# PROBLEM:
Count how many lines contain the word "CsPbBr₃". Please give only the number.

# STORED RECORDS:
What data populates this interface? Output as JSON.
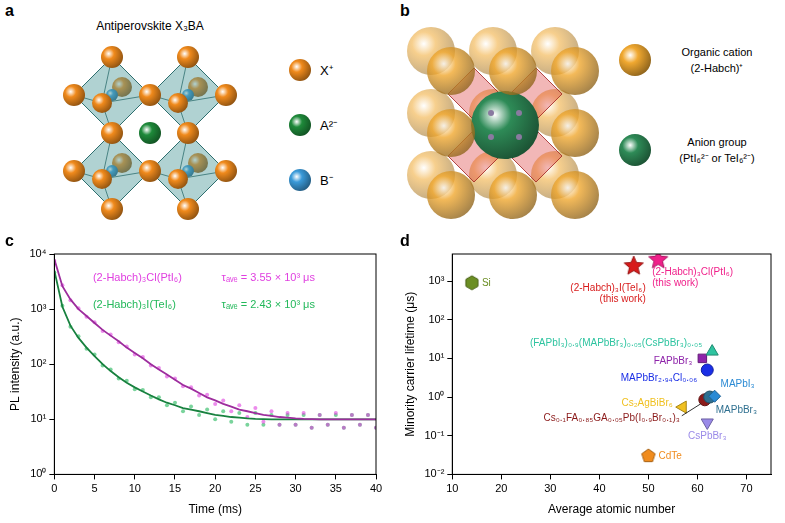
{
  "diagrams": {
    "a": {
      "panel_label": "a",
      "title": "Antiperovskite X₃BA",
      "species": [
        {
          "label": "X⁺",
          "color": "#f08a1c"
        },
        {
          "label": "A²⁻",
          "color": "#1e8a3a"
        },
        {
          "label": "B⁻",
          "color": "#3a9ad9"
        }
      ]
    },
    "b": {
      "panel_label": "b",
      "legend": [
        {
          "name": "Organic cation",
          "formula": "(2-Habch)⁺",
          "color": "#f0a830"
        },
        {
          "name": "Anion group",
          "formula": "(PtI₆²⁻ or TeI₆²⁻)",
          "color": "#2e8b57"
        }
      ]
    }
  },
  "chart_data": [
    {
      "panel_label": "c",
      "type": "scatter",
      "x_label": "Time (ms)",
      "y_label": "PL intensity (a.u.)",
      "log": "y",
      "grid": false,
      "xlim": [
        0,
        40
      ],
      "xticks": [
        0,
        5,
        10,
        15,
        20,
        25,
        30,
        35,
        40
      ],
      "ylim": [
        1,
        10000
      ],
      "yticks": [
        {
          "value": 1,
          "label": "10⁰"
        },
        {
          "value": 10,
          "label": "10¹"
        },
        {
          "value": 100,
          "label": "10²"
        },
        {
          "value": 1000,
          "label": "10³"
        },
        {
          "value": 10000,
          "label": "10⁴"
        }
      ],
      "x": [
        0,
        1,
        2,
        3,
        4,
        5,
        6,
        7,
        8,
        9,
        10,
        11,
        12,
        13,
        14,
        15,
        16,
        17,
        18,
        19,
        20,
        21,
        22,
        23,
        24,
        25,
        26,
        27,
        28,
        29,
        30,
        31,
        32,
        33,
        34,
        35,
        36,
        37,
        38,
        39,
        40
      ],
      "series": [
        {
          "name": "(2-Habch)₃Cl(PtI₆)",
          "color": "#e040e0",
          "annotation": "τₐᵥₑ = 3.55 × 10³ μs",
          "values": [
            7500,
            2700,
            1450,
            1040,
            730,
            580,
            400,
            345,
            250,
            210,
            150,
            135,
            95,
            85,
            60,
            55,
            40,
            38,
            27,
            28,
            19,
            22,
            14,
            18,
            11,
            16,
            9,
            14,
            8,
            13,
            8,
            13,
            7,
            12,
            8,
            13,
            7,
            12,
            8,
            12,
            7
          ],
          "fit": [
            8000,
            2600,
            1500,
            1000,
            750,
            560,
            420,
            330,
            260,
            200,
            160,
            128,
            100,
            80,
            65,
            52,
            42,
            36,
            30,
            25,
            22,
            19,
            17,
            15,
            14,
            13,
            12,
            11.5,
            11,
            10.7,
            10.4,
            10.2,
            10.1,
            10,
            10,
            10,
            10,
            10,
            10,
            10,
            10
          ]
        },
        {
          "name": "(2-Habch)₃I(TeI₆)",
          "color": "#22b85a",
          "annotation": "τₐᵥₑ = 2.43 × 10³ μs",
          "values": [
            4600,
            1150,
            480,
            320,
            190,
            150,
            95,
            80,
            55,
            50,
            35,
            34,
            25,
            25,
            18,
            20,
            14,
            17,
            12,
            15,
            10,
            14,
            9,
            13,
            8,
            13,
            8,
            12,
            8,
            12,
            8,
            12,
            7,
            12,
            8,
            12,
            7,
            12,
            8,
            12,
            7
          ],
          "fit": [
            5000,
            1100,
            500,
            300,
            200,
            140,
            100,
            75,
            58,
            46,
            38,
            32,
            27,
            23,
            20,
            18,
            16,
            15,
            14,
            13,
            12,
            11.5,
            11,
            10.7,
            10.4,
            10.2,
            10.1,
            10,
            10,
            10,
            10,
            10,
            10,
            10,
            10,
            10,
            10,
            10,
            10,
            10,
            10
          ]
        }
      ]
    },
    {
      "panel_label": "d",
      "type": "scatter",
      "x_label": "Average atomic number",
      "y_label": "Minority carrier lifetime (μs)",
      "log": "y",
      "grid": false,
      "xlim": [
        10,
        75
      ],
      "xticks": [
        10,
        20,
        30,
        40,
        50,
        60,
        70
      ],
      "ylim": [
        0.01,
        5000
      ],
      "yticks": [
        {
          "value": 0.01,
          "label": "10⁻²"
        },
        {
          "value": 0.1,
          "label": "10⁻¹"
        },
        {
          "value": 1,
          "label": "10⁰"
        },
        {
          "value": 10,
          "label": "10¹"
        },
        {
          "value": 100,
          "label": "10²"
        },
        {
          "value": 1000,
          "label": "10³"
        }
      ],
      "series": [
        {
          "name": "Si",
          "color": "#6b8e23",
          "marker": "hexagon",
          "x": [
            14
          ],
          "values": [
            900
          ]
        },
        {
          "name": "(2-Habch)₃I(TeI₆)",
          "annotation": "(this work)",
          "color": "#d81b1b",
          "marker": "star",
          "x": [
            47
          ],
          "values": [
            2430
          ]
        },
        {
          "name": "(2-Habch)₃Cl(PtI₆)",
          "annotation": "(this work)",
          "color": "#f0208a",
          "marker": "star",
          "x": [
            52
          ],
          "values": [
            3550
          ]
        },
        {
          "name": "(FAPbI₃)₀.₉(MAPbBr₃)₀.₀₅(CsPbBr₃)₀.₀₅",
          "color": "#2ec4a0",
          "marker": "triangle",
          "x": [
            63
          ],
          "values": [
            15
          ]
        },
        {
          "name": "FAPbBr₃",
          "color": "#8e24aa",
          "marker": "square",
          "x": [
            61
          ],
          "values": [
            10
          ]
        },
        {
          "name": "MAPbBr₂.₉₄Cl₀.₀₆",
          "color": "#1a2ee6",
          "marker": "circle",
          "x": [
            62
          ],
          "values": [
            5
          ]
        },
        {
          "name": "MAPbI₃",
          "color": "#2a8ad4",
          "marker": "diamond",
          "x": [
            63.5
          ],
          "values": [
            1.05
          ]
        },
        {
          "name": "MAPbBr₃",
          "color": "#2f7090",
          "marker": "circle",
          "x": [
            62.5
          ],
          "values": [
            1.0
          ]
        },
        {
          "name": "Cs₀.₁FA₀.₈₅GA₀.₀₅Pb(I₀.₉Br₀.₁)₃",
          "color": "#8b1a1a",
          "marker": "circle",
          "x": [
            61.5
          ],
          "values": [
            0.85
          ]
        },
        {
          "name": "Cs₂AgBiBr₆",
          "color": "#f0c020",
          "marker": "triangle-left",
          "x": [
            57
          ],
          "values": [
            0.55
          ]
        },
        {
          "name": "CsPbBr₃",
          "color": "#9a8ae8",
          "marker": "triangle-down",
          "x": [
            62
          ],
          "values": [
            0.22
          ]
        },
        {
          "name": "CdTe",
          "color": "#f08c1e",
          "marker": "pentagon",
          "x": [
            50
          ],
          "values": [
            0.03
          ]
        }
      ]
    }
  ]
}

# RESPONSE:
2